■ **Stated problem**: Scan the listing and work out how many lines contain the word "Mostrar". Nothing but the number should be given.

■ **Records shown**:
▶
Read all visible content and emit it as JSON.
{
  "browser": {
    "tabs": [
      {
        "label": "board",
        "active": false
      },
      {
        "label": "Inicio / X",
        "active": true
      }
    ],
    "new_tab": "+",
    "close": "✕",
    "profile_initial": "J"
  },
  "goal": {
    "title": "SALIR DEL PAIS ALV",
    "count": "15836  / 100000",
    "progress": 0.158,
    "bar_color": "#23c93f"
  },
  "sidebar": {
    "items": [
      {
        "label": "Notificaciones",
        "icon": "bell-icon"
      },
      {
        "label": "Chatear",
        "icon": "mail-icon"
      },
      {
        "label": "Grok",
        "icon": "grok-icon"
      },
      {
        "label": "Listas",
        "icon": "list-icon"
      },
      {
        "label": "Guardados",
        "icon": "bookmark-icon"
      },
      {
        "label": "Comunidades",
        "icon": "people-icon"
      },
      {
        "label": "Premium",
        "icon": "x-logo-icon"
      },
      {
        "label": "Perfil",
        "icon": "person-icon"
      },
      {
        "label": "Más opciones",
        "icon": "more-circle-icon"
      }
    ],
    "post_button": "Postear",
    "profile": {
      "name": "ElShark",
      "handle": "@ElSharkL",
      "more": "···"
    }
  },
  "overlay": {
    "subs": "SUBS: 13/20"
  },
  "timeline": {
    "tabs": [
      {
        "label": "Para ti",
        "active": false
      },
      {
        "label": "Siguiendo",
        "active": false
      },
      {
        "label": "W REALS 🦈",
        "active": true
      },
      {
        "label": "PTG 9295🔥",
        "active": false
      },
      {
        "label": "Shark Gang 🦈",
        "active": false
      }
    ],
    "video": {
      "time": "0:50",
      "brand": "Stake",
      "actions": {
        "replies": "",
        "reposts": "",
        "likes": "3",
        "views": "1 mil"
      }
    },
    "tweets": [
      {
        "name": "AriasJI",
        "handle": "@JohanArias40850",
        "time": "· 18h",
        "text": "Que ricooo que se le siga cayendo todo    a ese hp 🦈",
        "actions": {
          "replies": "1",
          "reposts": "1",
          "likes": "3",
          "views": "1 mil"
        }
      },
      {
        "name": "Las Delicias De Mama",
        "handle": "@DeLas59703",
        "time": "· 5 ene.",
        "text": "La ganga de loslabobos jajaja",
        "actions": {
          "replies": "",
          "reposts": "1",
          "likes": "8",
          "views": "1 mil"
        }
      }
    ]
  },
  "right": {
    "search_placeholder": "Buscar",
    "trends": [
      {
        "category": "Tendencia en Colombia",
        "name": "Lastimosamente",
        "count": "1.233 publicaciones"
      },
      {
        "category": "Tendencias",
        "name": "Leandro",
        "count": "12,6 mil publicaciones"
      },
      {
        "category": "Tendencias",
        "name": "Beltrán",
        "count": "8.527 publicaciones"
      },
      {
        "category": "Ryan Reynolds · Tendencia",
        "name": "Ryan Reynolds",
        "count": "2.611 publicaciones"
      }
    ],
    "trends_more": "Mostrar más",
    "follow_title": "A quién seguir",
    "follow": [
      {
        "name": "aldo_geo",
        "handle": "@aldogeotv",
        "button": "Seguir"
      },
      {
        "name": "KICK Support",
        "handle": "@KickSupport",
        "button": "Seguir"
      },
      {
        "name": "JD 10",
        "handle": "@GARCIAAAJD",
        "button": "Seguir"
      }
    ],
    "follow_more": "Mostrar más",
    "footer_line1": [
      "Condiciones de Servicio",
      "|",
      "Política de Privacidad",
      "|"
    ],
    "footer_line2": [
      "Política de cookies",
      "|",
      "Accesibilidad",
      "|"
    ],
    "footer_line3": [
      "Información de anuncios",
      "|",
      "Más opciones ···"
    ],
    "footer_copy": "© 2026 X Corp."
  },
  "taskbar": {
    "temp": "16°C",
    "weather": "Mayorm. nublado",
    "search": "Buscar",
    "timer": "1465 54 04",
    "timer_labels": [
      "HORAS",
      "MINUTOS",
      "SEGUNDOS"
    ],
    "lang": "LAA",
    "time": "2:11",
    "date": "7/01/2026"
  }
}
◀
■ **Written reply**: 2